---------- Recorded data

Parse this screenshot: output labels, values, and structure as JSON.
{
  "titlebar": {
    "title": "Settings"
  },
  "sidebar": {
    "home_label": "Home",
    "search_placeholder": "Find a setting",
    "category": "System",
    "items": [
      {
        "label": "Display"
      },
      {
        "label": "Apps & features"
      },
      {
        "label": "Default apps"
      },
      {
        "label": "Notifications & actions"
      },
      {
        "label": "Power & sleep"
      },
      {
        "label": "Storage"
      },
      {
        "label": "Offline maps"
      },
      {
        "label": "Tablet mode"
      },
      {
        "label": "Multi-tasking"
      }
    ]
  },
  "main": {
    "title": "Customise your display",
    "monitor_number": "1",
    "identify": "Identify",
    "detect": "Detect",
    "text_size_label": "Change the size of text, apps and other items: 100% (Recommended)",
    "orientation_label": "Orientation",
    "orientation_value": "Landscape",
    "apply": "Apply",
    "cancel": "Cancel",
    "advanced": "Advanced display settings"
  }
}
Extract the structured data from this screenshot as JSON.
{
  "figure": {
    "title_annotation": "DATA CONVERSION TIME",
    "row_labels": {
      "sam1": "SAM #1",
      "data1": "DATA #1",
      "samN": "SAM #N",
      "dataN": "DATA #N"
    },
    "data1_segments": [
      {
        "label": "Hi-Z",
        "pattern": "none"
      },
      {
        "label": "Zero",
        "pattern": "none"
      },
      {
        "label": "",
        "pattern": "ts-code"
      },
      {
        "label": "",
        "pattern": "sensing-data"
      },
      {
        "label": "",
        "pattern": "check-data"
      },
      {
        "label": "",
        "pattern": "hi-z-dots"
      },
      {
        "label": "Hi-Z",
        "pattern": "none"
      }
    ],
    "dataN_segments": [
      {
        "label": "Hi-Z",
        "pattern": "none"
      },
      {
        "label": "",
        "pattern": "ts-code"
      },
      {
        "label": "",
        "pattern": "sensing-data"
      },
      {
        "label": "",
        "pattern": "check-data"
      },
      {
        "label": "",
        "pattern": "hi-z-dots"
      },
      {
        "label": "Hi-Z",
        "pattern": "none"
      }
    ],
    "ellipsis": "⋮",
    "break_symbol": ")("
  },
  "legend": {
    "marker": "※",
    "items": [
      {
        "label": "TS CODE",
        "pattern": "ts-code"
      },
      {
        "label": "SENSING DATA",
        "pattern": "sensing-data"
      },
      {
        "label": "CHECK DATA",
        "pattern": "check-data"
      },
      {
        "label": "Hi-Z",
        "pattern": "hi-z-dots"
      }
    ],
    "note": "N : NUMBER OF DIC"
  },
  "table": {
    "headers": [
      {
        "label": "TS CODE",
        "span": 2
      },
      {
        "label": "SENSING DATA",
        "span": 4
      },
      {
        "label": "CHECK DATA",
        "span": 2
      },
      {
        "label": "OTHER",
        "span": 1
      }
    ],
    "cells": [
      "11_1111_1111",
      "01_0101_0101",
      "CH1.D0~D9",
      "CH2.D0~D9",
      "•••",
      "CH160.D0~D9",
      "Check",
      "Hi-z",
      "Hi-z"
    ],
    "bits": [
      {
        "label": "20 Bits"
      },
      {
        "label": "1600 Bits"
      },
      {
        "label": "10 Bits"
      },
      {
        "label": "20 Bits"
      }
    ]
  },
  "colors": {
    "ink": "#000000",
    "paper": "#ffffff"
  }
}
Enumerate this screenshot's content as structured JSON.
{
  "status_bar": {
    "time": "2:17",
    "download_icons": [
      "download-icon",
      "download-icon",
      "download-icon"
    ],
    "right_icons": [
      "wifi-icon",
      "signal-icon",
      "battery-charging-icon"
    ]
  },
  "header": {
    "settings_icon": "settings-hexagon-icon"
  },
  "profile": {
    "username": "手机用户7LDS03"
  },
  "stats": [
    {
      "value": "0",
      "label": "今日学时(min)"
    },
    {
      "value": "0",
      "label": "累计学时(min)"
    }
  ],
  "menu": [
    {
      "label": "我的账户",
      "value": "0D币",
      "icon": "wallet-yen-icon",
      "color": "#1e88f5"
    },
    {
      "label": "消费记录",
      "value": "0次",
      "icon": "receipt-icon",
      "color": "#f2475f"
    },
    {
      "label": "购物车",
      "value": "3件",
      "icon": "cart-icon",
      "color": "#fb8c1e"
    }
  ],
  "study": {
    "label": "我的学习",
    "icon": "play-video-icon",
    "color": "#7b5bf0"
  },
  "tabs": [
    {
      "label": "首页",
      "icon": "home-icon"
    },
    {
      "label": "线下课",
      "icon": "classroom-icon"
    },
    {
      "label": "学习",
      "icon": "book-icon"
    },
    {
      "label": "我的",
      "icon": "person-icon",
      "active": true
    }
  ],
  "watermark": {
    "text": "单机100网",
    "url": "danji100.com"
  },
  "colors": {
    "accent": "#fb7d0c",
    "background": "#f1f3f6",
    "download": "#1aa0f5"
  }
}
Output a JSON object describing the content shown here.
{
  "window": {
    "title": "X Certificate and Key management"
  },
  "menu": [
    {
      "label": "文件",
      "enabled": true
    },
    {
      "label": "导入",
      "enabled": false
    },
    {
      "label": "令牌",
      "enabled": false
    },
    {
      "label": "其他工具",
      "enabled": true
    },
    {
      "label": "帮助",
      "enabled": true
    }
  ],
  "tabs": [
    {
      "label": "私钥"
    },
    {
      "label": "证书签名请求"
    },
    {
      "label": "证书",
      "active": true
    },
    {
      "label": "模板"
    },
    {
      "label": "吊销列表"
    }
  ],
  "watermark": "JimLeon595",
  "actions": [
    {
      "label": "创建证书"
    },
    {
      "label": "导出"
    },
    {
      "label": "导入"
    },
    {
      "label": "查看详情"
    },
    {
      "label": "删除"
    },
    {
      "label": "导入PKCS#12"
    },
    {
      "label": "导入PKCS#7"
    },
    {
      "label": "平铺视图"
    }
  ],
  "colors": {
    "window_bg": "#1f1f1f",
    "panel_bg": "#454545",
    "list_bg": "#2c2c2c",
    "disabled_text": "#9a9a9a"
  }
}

--------------------

Work to do: Find the lines with the string "actions" and reproduce them.

Output of the task:
        "label": "Notifications & actions"
  "actions": [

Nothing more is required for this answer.